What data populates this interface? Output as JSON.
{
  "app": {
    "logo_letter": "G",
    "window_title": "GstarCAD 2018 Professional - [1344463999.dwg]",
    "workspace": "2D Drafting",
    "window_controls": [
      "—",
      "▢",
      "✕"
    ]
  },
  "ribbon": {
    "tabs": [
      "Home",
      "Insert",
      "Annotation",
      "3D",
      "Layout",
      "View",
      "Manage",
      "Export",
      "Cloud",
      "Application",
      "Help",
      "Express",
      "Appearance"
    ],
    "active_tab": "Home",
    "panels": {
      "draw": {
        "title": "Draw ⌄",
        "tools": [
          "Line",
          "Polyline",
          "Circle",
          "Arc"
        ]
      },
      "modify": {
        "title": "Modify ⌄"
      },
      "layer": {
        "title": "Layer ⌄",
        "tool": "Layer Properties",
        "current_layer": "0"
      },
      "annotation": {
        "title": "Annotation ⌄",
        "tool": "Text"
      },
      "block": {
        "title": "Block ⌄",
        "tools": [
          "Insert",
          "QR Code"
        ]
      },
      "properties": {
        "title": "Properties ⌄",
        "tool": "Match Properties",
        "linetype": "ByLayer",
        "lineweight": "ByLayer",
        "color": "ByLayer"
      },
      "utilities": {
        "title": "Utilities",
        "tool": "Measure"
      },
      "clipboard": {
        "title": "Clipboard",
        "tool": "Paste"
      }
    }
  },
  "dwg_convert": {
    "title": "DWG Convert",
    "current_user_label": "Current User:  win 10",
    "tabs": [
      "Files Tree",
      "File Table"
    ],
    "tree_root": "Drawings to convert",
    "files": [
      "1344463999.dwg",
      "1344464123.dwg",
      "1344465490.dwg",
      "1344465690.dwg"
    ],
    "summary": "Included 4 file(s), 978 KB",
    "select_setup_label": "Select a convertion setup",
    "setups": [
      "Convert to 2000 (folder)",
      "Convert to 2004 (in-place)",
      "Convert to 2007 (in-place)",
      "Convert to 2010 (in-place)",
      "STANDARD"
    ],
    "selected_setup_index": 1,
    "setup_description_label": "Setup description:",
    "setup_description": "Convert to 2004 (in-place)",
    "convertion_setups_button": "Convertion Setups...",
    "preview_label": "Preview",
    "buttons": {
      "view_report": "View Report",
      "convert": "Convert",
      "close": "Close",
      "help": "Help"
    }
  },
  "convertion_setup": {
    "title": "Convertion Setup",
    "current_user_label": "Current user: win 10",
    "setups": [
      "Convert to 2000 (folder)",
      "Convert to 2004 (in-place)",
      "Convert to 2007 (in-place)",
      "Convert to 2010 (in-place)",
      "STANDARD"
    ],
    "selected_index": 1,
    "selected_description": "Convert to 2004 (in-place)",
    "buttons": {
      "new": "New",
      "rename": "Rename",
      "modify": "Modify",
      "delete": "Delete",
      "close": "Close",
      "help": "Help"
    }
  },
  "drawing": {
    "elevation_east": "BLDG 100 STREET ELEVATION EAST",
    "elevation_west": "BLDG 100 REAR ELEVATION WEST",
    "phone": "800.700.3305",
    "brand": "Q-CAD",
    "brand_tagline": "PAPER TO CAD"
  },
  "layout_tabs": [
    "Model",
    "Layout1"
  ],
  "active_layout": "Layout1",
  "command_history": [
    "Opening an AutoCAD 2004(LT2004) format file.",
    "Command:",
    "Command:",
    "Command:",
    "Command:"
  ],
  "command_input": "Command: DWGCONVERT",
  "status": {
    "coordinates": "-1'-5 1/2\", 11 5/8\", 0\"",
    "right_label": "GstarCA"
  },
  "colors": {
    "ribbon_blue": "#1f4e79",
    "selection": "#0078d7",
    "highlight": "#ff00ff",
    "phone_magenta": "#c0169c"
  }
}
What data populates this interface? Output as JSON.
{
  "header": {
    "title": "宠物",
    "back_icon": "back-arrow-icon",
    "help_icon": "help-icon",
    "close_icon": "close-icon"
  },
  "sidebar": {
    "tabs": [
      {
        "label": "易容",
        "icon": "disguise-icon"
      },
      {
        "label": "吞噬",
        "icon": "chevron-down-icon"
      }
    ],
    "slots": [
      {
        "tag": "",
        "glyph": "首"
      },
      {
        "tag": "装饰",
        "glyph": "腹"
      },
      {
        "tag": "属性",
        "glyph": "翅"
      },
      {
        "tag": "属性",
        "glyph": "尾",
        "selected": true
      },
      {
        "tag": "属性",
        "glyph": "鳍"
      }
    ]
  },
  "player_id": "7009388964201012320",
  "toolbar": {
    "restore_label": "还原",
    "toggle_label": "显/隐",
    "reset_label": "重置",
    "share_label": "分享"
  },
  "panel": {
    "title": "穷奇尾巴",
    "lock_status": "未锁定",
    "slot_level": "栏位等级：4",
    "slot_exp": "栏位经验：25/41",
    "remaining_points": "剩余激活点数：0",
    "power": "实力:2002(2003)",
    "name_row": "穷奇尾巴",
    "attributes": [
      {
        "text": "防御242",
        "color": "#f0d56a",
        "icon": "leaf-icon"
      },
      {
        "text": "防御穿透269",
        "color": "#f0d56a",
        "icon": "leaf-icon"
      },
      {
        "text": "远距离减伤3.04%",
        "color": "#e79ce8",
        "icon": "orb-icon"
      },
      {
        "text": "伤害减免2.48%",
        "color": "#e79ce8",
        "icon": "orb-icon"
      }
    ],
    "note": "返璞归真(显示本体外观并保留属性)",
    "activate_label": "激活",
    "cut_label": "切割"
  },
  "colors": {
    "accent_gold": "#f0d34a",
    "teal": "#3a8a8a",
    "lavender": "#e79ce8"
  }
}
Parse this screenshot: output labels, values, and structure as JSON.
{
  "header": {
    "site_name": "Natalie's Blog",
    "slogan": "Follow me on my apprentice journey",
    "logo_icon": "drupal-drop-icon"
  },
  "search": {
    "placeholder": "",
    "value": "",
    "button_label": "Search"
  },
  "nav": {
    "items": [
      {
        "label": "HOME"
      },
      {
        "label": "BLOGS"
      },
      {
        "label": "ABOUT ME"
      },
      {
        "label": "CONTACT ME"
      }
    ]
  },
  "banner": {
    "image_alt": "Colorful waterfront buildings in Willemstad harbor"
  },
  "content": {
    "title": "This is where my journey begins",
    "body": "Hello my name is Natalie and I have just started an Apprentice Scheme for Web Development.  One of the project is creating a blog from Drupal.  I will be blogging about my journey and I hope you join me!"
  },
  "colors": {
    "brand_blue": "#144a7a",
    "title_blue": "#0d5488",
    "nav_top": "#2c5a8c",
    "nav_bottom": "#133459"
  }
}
⁂
● REQUIRED WORK
Recopy all the lines exactly as they appear.

● WORKED ANSWER
What data populates this interface? Output as JSON.
{
  "app": {
    "logo_letter": "G",
    "window_title": "GstarCAD 2018 Professional - [1344463999.dwg]",
    "workspace": "2D Drafting",
    "window_controls": [
      "—",
      "▢",
      "✕"
    ]
  },
  "ribbon": {
    "tabs": [
      "Home",
      "Insert",
      "Annotation",
      "3D",
      "Layout",
      "View",
      "Manage",
      "Export",
      "Cloud",
      "Application",
      "Help",
      "Express",
      "Appearance"
    ],
    "active_tab": "Home",
    "panels": {
      "draw": {
        "title": "Draw ⌄",
        "tools": [
          "Line",
          "Polyline",
          "Circle",
          "Arc"
        ]
      },
      "modify": {
        "title": "Modify ⌄"
      },
      "layer": {
        "title": "Layer ⌄",
        "tool": "Layer Properties",
        "current_layer": "0"
      },
      "annotation": {
        "title": "Annotation ⌄",
        "tool": "Text"
      },
      "block": {
        "title": "Block ⌄",
        "tools": [
          "Insert",
          "QR Code"
        ]
      },
      "properties": {
        "title": "Properties ⌄",
        "tool": "Match Properties",
        "linetype": "ByLayer",
        "lineweight": "ByLayer",
        "color": "ByLayer"
      },
      "utilities": {
        "title": "Utilities",
        "tool": "Measure"
      },
      "clipboard": {
        "title": "Clipboard",
        "tool": "Paste"
      }
    }
  },
  "dwg_convert": {
    "title": "DWG Convert",
    "current_user_label": "Current User:  win 10",
    "tabs": [
      "Files Tree",
      "File Table"
    ],
    "tree_root": "Drawings to convert",
    "files": [
      "1344463999.dwg",
      "1344464123.dwg",
      "1344465490.dwg",
      "1344465690.dwg"
    ],
    "summary": "Included 4 file(s), 978 KB",
    "select_setup_label": "Select a convertion setup",
    "setups": [
      "Convert to 2000 (folder)",
      "Convert to 2004 (in-place)",
      "Convert to 2007 (in-place)",
      "Convert to 2010 (in-place)",
      "STANDARD"
    ],
    "selected_setup_index": 1,
    "setup_description_label": "Setup description:",
    "setup_description": "Convert to 2004 (in-place)",
    "convertion_setups_button": "Convertion Setups...",
    "preview_label": "Preview",
    "buttons": {
      "view_report": "View Report",
      "convert": "Convert",
      "close": "Close",
      "help": "Help"
    }
  },
  "convertion_setup": {
    "title": "Convertion Setup",
    "current_user_label": "Current user: win 10",
    "setups": [
      "Convert to 2000 (folder)",
      "Convert to 2004 (in-place)",
      "Convert to 2007 (in-place)",
      "Convert to 2010 (in-place)",
      "STANDARD"
    ],
    "selected_index": 1,
    "selected_description": "Convert to 2004 (in-place)",
    "buttons": {
      "new": "New",
      "rename": "Rename",
      "modify": "Modify",
      "delete": "Delete",
      "close": "Close",
      "help": "Help"
    }
  },
  "drawing": {
    "elevation_east": "BLDG 100 STREET ELEVATION EAST",
    "elevation_west": "BLDG 100 REAR ELEVATION WEST",
    "phone": "800.700.3305",
    "brand": "Q-CAD",
    "brand_tagline": "PAPER TO CAD"
  },
  "layout_tabs": [
    "Model",
    "Layout1"
  ],
  "active_layout": "Layout1",
  "command_history": [
    "Opening an AutoCAD 2004(LT2004) format file.",
    "Command:",
    "Command:",
    "Command:",
    "Command:"
  ],
  "command_input": "Command: DWGCONVERT",
  "status": {
    "coordinates": "-1'-5 1/2\", 11 5/8\", 0\"",
    "right_label": "GstarCA"
  },
  "colors": {
    "ribbon_blue": "#1f4e79",
    "selection": "#0078d7",
    "highlight": "#ff00ff",
    "phone_magenta": "#c0169c"
  }
}
What data populates this interface? Output as JSON.
{
  "header": {
    "title": "宠物",
    "back_icon": "back-arrow-icon",
    "help_icon": "help-icon",
    "close_icon": "close-icon"
  },
  "sidebar": {
    "tabs": [
      {
        "label": "易容",
        "icon": "disguise-icon"
      },
      {
        "label": "吞噬",
        "icon": "chevron-down-icon"
      }
    ],
    "slots": [
      {
        "tag": "",
        "glyph": "首"
      },
      {
        "tag": "装饰",
        "glyph": "腹"
      },
      {
        "tag": "属性",
        "glyph": "翅"
      },
      {
        "tag": "属性",
        "glyph": "尾",
        "selected": true
      },
      {
        "tag": "属性",
        "glyph": "鳍"
      }
    ]
  },
  "player_id": "7009388964201012320",
  "toolbar": {
    "restore_label": "还原",
    "toggle_label": "显/隐",
    "reset_label": "重置",
    "share_label": "分享"
  },
  "panel": {
    "title": "穷奇尾巴",
    "lock_status": "未锁定",
    "slot_level": "栏位等级：4",
    "slot_exp": "栏位经验：25/41",
    "remaining_points": "剩余激活点数：0",
    "power": "实力:2002(2003)",
    "name_row": "穷奇尾巴",
    "attributes": [
      {
        "text": "防御242",
        "color": "#f0d56a",
        "icon": "leaf-icon"
      },
      {
        "text": "防御穿透269",
        "color": "#f0d56a",
        "icon": "leaf-icon"
      },
      {
        "text": "远距离减伤3.04%",
        "color": "#e79ce8",
        "icon": "orb-icon"
      },
      {
        "text": "伤害减免2.48%",
        "color": "#e79ce8",
        "icon": "orb-icon"
      }
    ],
    "note": "返璞归真(显示本体外观并保留属性)",
    "activate_label": "激活",
    "cut_label": "切割"
  },
  "colors": {
    "accent_gold": "#f0d34a",
    "teal": "#3a8a8a",
    "lavender": "#e79ce8"
  }
}
Parse this screenshot: output labels, values, and structure as JSON.
{
  "header": {
    "site_name": "Natalie's Blog",
    "slogan": "Follow me on my apprentice journey",
    "logo_icon": "drupal-drop-icon"
  },
  "search": {
    "placeholder": "",
    "value": "",
    "button_label": "Search"
  },
  "nav": {
    "items": [
      {
        "label": "HOME"
      },
      {
        "label": "BLOGS"
      },
      {
        "label": "ABOUT ME"
      },
      {
        "label": "CONTACT ME"
      }
    ]
  },
  "banner": {
    "image_alt": "Colorful waterfront buildings in Willemstad harbor"
  },
  "content": {
    "title": "This is where my journey begins",
    "body": "Hello my name is Natalie and I have just started an Apprentice Scheme for Web Development.  One of the project is creating a blog from Drupal.  I will be blogging about my journey and I hope you join me!"
  },
  "colors": {
    "brand_blue": "#144a7a",
    "title_blue": "#0d5488",
    "nav_top": "#2c5a8c",
    "nav_bottom": "#133459"
  }
}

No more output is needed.